[Task objective]:
Below is a block of records. Copy every line in it that contains the word "offewntligt".
+ + + + +
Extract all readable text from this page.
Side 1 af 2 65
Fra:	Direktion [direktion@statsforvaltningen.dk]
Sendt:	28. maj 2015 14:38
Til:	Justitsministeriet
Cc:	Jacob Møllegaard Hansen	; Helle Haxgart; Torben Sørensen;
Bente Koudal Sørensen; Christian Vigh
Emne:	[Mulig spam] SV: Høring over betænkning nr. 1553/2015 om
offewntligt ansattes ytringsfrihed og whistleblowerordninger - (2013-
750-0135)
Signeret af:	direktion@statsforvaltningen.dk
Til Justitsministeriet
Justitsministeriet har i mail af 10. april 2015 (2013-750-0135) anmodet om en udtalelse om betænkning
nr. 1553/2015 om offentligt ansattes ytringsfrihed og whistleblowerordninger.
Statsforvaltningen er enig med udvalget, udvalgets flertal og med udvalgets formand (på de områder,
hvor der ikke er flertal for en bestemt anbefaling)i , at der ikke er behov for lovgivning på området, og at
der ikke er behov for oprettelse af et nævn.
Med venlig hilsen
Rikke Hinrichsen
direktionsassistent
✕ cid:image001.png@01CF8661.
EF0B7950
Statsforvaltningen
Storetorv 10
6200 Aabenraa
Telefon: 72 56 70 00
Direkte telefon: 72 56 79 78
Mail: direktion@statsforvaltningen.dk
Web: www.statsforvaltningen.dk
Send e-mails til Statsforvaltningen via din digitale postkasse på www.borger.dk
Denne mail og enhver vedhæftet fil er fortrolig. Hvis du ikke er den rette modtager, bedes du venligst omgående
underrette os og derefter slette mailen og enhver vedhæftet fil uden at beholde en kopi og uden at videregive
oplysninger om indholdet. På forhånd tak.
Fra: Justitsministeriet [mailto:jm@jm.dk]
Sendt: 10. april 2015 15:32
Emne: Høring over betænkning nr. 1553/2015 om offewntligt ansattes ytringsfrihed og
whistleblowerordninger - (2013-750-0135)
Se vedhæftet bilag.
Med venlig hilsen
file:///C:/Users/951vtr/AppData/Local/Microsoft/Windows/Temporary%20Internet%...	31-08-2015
+ + + + +
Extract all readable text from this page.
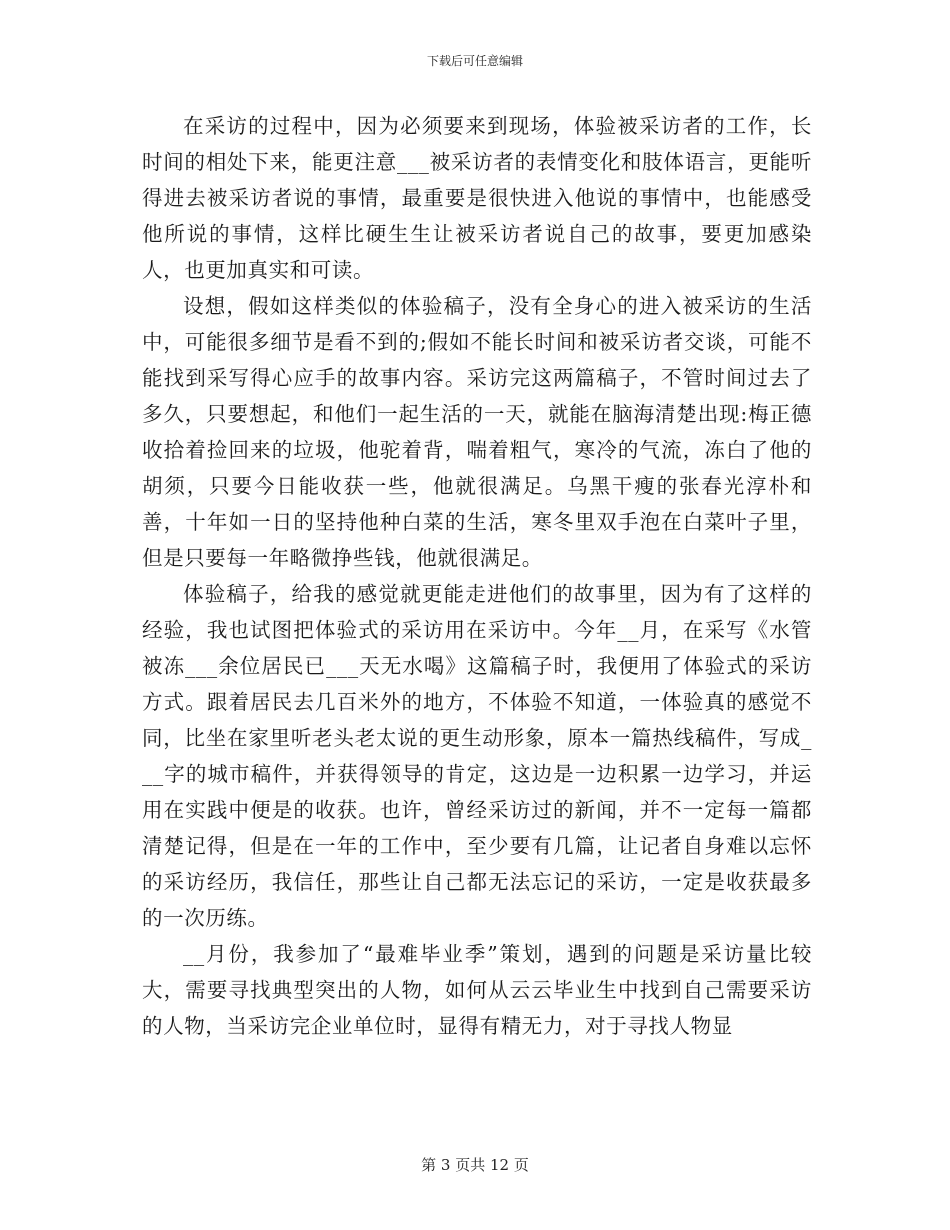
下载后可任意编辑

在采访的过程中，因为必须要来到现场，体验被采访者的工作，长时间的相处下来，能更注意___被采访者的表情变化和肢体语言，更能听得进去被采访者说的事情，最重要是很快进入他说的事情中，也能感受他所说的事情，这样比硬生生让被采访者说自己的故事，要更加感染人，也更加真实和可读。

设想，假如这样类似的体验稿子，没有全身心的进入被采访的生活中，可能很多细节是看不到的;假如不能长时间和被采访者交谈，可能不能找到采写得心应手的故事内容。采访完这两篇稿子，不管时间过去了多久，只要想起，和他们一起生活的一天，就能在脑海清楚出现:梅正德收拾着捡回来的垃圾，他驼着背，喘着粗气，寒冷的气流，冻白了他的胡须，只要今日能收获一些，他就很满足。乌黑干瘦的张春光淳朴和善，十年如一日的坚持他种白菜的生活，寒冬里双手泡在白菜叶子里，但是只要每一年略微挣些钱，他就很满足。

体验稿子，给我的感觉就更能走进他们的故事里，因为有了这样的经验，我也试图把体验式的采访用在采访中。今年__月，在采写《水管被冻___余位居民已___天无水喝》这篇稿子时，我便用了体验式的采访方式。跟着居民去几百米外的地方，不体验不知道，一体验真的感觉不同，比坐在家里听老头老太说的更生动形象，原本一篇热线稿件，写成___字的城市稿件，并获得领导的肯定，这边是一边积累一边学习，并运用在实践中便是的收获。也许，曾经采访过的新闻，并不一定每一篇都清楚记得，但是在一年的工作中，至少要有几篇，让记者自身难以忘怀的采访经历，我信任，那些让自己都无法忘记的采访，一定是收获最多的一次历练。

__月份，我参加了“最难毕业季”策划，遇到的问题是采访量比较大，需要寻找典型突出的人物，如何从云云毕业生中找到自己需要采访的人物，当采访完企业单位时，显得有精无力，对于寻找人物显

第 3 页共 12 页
+ + + + +
[Response to the task]:
offewntligt ansattes ytringsfrihed og whistleblowerordninger - (2013-
Emne: Høring over betænkning nr. 1553/2015 om offewntligt ansattes ytringsfrihed og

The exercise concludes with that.